▸ Material provided
* start *

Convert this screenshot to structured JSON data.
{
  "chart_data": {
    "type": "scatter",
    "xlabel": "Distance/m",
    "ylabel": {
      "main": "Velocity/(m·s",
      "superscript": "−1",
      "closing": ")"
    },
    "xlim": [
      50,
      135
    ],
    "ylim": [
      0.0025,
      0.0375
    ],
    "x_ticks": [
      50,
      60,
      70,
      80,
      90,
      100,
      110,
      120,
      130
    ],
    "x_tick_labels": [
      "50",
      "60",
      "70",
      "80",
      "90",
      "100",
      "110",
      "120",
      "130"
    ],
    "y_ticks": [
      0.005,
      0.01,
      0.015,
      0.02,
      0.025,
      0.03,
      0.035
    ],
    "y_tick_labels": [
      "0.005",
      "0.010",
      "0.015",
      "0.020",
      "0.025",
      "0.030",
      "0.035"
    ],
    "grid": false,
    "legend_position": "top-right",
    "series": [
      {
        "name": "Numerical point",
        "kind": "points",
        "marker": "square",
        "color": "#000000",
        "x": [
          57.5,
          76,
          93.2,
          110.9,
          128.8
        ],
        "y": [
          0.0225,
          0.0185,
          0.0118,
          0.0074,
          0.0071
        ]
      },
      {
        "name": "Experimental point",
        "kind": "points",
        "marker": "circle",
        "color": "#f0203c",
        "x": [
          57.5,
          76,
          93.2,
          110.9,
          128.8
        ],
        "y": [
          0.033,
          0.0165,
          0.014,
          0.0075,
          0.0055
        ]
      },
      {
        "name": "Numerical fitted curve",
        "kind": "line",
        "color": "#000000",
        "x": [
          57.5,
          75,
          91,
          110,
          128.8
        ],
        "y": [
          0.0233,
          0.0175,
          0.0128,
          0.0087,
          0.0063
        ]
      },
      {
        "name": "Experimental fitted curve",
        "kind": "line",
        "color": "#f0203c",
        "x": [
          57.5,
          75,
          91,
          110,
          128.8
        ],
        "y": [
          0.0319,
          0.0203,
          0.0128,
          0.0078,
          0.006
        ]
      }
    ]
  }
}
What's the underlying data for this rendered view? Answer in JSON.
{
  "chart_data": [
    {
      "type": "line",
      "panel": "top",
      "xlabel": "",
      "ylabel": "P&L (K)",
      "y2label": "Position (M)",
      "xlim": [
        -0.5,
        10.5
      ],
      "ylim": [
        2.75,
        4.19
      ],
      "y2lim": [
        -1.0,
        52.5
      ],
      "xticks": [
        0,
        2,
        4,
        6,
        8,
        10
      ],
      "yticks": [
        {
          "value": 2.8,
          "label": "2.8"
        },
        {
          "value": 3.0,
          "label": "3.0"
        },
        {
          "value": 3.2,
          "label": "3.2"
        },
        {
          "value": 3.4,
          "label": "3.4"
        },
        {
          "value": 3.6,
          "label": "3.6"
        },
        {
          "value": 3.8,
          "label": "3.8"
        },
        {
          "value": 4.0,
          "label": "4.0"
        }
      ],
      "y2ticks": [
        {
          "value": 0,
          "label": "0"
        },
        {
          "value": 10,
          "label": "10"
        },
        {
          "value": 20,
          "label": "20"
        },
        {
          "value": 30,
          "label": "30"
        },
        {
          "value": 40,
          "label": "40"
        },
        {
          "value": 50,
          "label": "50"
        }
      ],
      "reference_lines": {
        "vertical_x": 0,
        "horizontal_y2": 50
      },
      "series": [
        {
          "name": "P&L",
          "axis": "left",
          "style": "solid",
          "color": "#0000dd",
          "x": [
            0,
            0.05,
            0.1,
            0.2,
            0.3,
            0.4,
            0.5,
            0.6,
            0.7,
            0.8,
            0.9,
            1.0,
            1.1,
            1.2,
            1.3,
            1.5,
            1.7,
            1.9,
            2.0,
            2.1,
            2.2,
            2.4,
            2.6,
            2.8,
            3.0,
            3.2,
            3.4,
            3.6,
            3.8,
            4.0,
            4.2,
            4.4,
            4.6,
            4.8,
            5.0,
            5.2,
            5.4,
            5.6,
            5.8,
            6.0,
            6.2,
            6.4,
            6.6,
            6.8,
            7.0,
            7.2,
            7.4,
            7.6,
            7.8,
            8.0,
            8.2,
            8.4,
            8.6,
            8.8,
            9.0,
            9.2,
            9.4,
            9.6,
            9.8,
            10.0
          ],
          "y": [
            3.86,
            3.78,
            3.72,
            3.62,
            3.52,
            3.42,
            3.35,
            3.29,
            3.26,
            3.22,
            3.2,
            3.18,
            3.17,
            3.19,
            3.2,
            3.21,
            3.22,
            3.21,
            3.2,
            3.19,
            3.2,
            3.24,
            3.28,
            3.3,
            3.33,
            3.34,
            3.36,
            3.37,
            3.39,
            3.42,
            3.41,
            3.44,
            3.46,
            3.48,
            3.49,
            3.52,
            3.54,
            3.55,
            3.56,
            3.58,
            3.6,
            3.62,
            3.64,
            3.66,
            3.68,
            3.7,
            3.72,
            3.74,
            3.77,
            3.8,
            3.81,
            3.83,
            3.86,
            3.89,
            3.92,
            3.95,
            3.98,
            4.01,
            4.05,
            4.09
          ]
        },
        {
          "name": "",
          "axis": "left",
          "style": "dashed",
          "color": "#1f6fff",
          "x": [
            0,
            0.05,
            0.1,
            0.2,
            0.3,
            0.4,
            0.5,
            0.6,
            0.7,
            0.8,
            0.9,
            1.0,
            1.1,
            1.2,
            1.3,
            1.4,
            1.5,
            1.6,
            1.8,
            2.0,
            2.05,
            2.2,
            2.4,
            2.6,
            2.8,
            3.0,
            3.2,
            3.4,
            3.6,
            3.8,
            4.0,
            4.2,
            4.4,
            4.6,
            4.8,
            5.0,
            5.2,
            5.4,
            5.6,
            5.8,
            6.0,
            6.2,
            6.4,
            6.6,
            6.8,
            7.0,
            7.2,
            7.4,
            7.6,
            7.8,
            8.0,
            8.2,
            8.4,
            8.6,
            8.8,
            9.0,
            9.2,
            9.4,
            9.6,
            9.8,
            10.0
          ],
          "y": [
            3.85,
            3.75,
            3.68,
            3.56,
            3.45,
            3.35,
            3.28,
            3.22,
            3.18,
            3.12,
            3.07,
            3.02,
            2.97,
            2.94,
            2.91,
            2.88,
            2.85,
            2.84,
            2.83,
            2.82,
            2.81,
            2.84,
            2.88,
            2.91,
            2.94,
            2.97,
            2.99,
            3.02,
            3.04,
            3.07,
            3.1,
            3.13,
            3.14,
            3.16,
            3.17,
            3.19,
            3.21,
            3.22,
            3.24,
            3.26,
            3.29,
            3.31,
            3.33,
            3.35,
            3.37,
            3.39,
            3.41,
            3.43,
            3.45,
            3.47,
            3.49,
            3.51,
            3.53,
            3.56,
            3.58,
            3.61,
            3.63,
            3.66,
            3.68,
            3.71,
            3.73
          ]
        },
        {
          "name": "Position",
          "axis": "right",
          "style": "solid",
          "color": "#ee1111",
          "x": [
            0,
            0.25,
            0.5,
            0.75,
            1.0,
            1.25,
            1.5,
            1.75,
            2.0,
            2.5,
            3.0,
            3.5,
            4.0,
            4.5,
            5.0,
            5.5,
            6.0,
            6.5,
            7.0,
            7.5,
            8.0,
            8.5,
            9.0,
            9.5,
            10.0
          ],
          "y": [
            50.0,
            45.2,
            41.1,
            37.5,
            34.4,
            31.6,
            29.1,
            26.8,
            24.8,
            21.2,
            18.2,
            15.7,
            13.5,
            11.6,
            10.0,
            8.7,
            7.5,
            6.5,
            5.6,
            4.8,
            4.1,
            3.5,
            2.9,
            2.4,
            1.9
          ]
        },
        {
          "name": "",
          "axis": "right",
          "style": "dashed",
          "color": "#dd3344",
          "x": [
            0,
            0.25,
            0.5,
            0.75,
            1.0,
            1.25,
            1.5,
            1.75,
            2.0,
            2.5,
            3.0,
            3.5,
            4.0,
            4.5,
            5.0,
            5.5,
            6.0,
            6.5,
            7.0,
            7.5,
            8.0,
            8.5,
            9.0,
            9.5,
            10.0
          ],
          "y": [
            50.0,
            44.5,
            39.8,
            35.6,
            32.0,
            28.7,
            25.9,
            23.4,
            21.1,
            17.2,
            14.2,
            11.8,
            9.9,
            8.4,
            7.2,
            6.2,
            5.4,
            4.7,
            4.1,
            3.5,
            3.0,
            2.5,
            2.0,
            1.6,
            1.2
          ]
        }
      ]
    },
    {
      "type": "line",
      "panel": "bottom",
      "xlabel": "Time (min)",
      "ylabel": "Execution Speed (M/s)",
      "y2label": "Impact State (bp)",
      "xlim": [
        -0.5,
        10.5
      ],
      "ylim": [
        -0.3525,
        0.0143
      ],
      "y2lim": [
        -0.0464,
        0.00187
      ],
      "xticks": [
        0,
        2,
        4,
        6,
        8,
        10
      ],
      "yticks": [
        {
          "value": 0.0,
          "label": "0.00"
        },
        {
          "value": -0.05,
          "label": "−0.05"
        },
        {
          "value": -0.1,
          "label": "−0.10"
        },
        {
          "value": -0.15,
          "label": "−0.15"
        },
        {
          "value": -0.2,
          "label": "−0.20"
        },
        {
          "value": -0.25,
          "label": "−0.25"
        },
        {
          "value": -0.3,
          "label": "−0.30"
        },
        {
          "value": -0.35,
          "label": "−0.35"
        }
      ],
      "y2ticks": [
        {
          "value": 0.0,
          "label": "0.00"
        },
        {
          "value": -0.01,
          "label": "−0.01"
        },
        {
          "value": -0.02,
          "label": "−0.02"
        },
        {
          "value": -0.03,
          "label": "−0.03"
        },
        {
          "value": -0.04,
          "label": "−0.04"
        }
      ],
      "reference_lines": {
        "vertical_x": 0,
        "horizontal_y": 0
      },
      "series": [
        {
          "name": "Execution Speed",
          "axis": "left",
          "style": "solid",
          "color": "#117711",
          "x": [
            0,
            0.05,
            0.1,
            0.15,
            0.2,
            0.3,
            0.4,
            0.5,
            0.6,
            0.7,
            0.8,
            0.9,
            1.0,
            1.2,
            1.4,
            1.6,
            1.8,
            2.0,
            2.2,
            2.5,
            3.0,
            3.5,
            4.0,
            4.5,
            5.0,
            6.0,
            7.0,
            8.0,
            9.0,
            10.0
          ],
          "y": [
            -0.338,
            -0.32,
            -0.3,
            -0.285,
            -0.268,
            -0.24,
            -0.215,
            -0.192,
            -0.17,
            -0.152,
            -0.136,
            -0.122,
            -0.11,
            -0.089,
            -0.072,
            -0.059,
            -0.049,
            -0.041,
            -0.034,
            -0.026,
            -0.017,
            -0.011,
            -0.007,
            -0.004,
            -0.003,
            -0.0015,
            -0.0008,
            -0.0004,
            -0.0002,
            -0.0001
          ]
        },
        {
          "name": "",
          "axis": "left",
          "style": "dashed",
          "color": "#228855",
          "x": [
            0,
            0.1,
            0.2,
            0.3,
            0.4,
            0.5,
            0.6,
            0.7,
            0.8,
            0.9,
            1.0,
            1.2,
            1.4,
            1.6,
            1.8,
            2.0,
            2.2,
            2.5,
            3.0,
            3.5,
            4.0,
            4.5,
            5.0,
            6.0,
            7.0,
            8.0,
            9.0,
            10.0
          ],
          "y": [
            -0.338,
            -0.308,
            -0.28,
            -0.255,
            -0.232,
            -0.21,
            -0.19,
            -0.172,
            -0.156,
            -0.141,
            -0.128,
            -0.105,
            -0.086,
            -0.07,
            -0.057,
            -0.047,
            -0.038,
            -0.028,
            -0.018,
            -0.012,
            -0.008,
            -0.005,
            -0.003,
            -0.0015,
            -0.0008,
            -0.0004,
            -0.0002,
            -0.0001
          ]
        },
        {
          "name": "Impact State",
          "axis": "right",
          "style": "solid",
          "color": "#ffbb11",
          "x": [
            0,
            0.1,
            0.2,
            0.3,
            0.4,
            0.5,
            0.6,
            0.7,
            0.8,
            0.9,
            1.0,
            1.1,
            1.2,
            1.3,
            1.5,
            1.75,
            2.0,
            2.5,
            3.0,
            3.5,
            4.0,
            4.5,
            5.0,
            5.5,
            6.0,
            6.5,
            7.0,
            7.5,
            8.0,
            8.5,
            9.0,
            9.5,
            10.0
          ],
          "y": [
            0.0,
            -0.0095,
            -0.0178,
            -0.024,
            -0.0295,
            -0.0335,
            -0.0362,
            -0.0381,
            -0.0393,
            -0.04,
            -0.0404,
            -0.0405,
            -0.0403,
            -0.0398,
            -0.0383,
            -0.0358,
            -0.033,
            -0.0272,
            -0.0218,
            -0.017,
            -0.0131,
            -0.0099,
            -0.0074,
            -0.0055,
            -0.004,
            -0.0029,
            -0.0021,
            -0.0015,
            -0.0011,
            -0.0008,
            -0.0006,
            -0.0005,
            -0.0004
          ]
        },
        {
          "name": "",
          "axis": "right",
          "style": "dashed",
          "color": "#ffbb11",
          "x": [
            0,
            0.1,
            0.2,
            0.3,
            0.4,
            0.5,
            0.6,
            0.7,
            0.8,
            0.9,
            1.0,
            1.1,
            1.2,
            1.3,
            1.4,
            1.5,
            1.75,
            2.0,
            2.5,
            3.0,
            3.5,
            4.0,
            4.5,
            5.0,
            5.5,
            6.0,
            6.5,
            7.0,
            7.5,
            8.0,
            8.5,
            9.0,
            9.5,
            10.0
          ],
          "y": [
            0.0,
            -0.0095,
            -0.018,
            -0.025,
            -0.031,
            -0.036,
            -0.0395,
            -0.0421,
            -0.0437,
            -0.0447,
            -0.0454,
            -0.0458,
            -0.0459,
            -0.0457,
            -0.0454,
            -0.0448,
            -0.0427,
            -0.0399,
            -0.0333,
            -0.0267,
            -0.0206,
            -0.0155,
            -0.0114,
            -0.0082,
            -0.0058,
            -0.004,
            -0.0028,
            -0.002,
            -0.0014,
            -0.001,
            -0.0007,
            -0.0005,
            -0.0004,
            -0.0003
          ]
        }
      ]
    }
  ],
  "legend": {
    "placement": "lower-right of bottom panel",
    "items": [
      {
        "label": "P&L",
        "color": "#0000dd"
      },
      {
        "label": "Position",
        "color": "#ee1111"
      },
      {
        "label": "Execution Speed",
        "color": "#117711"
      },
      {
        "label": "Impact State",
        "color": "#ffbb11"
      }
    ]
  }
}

* end *

Return all lines containing the word "Experimental".

        "name": "Experimental point",
        "name": "Experimental fitted curve",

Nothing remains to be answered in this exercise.